#### Extracted records ####

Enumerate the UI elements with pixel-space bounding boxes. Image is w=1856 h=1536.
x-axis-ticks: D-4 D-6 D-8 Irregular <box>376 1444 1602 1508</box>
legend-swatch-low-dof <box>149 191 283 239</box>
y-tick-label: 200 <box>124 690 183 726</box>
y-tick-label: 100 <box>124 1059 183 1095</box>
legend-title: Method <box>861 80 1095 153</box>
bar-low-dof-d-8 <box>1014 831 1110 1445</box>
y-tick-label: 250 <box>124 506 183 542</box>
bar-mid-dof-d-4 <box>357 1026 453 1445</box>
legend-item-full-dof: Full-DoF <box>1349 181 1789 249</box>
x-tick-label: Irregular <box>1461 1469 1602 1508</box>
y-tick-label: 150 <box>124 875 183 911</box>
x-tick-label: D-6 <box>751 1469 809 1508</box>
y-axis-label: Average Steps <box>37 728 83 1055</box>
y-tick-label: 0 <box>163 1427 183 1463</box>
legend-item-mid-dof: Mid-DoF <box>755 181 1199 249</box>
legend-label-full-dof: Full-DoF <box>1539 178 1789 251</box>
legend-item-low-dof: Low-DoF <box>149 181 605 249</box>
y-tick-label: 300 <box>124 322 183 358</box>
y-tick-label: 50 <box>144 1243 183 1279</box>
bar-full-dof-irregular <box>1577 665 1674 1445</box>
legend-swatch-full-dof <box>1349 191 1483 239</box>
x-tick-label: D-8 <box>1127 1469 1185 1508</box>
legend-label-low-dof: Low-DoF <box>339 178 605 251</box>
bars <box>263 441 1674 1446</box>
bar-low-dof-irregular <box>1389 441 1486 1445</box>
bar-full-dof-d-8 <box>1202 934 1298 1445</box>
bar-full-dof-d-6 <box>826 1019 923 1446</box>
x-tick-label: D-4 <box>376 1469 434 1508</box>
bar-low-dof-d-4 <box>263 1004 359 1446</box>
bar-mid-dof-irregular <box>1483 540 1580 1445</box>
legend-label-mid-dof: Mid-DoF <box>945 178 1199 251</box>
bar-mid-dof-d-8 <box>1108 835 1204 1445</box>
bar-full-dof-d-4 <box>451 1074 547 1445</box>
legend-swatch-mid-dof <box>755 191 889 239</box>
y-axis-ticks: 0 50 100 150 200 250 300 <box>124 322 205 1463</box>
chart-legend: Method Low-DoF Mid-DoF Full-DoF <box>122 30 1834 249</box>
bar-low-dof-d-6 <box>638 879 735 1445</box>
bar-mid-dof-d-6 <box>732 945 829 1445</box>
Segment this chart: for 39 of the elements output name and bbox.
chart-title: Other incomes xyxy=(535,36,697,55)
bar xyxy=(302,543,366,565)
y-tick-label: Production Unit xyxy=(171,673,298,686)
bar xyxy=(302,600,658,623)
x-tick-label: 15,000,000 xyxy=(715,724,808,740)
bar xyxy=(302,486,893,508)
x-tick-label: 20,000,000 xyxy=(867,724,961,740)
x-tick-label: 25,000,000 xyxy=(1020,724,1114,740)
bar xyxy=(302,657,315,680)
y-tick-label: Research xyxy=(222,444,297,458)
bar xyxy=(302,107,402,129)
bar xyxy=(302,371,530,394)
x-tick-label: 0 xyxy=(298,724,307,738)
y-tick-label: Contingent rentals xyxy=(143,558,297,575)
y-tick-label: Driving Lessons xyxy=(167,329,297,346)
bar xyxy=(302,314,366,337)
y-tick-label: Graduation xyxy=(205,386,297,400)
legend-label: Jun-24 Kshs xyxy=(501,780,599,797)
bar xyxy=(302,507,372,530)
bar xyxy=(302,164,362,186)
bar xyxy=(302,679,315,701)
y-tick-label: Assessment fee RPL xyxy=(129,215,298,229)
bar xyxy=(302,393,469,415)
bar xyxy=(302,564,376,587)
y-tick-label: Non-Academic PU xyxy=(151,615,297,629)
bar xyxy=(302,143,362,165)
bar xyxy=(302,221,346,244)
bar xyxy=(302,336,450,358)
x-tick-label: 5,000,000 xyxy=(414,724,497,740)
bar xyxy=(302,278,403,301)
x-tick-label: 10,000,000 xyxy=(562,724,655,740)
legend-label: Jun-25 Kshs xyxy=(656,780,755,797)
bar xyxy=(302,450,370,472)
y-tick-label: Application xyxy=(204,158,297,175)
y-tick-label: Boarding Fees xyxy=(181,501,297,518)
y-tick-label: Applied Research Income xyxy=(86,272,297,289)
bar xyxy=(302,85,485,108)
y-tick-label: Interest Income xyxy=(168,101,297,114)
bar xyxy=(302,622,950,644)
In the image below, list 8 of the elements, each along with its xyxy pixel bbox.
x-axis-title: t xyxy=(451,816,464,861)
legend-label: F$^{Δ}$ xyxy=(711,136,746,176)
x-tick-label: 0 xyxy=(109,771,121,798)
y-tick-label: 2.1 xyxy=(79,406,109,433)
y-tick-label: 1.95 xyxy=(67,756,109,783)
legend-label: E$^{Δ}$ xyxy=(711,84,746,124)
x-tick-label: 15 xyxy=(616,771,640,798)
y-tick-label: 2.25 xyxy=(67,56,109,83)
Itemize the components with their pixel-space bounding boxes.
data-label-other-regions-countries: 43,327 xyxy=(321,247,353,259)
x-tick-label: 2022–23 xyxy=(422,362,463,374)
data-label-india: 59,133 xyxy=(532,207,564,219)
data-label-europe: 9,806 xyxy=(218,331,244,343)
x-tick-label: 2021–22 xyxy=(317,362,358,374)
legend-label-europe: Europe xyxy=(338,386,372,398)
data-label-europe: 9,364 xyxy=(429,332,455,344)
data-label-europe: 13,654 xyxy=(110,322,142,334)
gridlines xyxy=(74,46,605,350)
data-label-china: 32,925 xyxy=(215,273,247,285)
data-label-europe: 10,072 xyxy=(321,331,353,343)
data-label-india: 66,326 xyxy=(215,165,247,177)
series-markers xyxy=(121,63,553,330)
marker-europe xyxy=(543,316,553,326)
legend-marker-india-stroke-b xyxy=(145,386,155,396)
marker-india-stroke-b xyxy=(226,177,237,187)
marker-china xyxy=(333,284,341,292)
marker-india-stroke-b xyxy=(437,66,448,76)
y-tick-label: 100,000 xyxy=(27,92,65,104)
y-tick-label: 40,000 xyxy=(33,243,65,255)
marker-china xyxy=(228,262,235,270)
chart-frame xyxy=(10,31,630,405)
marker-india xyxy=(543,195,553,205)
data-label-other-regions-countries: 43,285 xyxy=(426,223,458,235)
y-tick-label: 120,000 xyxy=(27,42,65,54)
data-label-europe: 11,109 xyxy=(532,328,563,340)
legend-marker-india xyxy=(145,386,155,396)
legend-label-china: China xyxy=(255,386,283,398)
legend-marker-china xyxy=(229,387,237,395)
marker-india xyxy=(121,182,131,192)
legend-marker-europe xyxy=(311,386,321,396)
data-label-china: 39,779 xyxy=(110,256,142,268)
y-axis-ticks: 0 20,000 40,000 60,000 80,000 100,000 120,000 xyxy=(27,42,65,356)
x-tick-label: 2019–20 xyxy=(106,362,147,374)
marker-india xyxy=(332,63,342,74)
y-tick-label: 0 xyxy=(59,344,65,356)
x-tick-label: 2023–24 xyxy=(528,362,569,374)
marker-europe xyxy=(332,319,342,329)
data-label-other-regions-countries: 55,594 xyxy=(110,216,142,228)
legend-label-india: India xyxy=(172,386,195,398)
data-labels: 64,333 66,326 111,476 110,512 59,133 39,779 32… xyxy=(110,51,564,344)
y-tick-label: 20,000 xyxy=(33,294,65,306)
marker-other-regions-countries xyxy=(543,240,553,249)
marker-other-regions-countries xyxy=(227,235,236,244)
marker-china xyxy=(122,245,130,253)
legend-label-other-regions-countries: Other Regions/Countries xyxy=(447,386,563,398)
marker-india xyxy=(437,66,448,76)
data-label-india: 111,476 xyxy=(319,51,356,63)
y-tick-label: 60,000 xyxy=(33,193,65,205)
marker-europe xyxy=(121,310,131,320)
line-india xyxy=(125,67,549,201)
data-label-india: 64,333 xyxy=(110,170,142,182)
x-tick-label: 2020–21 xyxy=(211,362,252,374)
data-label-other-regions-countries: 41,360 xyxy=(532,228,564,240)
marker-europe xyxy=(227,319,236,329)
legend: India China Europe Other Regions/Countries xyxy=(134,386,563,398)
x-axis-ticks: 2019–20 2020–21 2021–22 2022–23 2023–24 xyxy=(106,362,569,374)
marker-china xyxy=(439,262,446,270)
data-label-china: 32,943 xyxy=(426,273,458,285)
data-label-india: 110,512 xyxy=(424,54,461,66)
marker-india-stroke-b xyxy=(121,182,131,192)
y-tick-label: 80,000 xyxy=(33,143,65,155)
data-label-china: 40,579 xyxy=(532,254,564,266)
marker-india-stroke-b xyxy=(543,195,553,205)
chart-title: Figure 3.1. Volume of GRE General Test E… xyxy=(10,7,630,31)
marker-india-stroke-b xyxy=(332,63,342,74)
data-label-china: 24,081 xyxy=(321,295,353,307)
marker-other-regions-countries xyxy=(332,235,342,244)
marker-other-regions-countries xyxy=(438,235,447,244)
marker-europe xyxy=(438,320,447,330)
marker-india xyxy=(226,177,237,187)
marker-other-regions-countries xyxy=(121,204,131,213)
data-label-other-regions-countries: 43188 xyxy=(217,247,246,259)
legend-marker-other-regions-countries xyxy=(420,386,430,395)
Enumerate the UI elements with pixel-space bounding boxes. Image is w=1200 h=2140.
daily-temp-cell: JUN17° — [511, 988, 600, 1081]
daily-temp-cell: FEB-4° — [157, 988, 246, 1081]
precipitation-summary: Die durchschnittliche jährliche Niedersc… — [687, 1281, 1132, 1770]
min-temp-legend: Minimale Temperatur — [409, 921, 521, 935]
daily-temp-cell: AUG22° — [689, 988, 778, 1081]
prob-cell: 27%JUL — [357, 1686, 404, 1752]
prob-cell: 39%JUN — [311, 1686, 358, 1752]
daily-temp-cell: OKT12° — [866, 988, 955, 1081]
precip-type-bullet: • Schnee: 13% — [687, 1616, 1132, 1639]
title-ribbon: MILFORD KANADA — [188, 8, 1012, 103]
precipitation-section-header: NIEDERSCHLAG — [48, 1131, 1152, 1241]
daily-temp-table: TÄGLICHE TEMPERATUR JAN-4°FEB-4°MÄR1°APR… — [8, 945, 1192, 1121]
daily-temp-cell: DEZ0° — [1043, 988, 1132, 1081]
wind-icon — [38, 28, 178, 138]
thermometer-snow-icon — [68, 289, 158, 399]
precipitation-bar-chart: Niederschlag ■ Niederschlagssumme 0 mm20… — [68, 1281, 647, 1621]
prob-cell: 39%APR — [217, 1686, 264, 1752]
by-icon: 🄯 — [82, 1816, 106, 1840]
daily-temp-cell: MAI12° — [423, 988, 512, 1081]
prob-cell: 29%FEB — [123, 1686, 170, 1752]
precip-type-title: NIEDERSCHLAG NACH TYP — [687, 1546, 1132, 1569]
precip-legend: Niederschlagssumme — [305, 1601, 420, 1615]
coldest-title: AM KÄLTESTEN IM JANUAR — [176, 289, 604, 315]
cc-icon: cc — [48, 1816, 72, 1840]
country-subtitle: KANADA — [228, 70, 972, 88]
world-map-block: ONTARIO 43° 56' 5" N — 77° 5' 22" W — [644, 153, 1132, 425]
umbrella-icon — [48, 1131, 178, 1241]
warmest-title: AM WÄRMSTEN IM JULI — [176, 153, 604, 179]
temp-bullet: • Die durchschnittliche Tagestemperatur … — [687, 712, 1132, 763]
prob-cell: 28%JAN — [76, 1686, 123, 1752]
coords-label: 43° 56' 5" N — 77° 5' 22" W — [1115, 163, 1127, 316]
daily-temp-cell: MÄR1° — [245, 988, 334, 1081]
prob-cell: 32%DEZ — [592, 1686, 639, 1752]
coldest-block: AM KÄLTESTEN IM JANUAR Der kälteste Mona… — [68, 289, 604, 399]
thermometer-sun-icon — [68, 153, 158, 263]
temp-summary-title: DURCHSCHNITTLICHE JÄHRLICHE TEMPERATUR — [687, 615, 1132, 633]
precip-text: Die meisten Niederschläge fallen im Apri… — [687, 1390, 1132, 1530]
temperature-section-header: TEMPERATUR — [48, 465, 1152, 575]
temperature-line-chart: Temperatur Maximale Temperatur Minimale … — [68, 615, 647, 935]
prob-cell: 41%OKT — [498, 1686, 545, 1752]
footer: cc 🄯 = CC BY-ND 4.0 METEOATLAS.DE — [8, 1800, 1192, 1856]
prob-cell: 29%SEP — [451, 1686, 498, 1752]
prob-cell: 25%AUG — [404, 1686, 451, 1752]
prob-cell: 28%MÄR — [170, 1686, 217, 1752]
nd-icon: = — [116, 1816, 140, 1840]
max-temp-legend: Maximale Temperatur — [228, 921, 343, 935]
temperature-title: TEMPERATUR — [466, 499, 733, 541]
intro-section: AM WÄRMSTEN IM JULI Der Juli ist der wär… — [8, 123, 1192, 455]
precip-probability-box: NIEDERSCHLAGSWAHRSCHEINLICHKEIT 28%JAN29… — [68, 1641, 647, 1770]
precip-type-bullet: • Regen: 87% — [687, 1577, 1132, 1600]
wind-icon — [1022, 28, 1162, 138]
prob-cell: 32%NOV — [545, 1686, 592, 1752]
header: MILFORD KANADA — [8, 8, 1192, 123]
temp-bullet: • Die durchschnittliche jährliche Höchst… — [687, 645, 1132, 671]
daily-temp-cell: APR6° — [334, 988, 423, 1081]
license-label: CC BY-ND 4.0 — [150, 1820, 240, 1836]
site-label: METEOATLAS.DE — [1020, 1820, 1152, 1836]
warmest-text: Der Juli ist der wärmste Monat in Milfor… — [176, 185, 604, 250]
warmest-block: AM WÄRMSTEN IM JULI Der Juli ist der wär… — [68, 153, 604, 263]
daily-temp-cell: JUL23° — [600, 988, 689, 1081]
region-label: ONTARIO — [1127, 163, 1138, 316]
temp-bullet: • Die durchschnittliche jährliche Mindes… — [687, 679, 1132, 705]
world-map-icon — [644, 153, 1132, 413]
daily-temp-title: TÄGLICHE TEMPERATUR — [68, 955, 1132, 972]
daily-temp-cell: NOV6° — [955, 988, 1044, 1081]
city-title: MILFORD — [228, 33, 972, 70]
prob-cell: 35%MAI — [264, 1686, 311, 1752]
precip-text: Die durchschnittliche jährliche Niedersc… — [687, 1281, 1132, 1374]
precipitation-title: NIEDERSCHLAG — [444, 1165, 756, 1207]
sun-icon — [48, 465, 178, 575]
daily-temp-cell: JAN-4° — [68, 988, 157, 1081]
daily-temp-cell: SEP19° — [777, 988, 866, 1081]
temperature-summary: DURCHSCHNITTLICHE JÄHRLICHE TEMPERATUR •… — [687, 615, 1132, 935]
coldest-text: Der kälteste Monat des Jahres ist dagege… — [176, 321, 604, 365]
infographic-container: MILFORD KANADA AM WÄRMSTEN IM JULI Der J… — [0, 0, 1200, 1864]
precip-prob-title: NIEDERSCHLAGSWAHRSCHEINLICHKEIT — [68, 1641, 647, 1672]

####

- [Request] Reproduce the material from its first line through the line that contains "y-tick-label: 100 <box>124", with that line included.

- [Exercise result]
Enumerate the UI elements with pixel-space bounding boxes. Image is w=1856 h=1536.
x-axis-ticks: D-4 D-6 D-8 Irregular <box>376 1444 1602 1508</box>
legend-swatch-low-dof <box>149 191 283 239</box>
y-tick-label: 200 <box>124 690 183 726</box>
y-tick-label: 100 <box>124 1059 183 1095</box>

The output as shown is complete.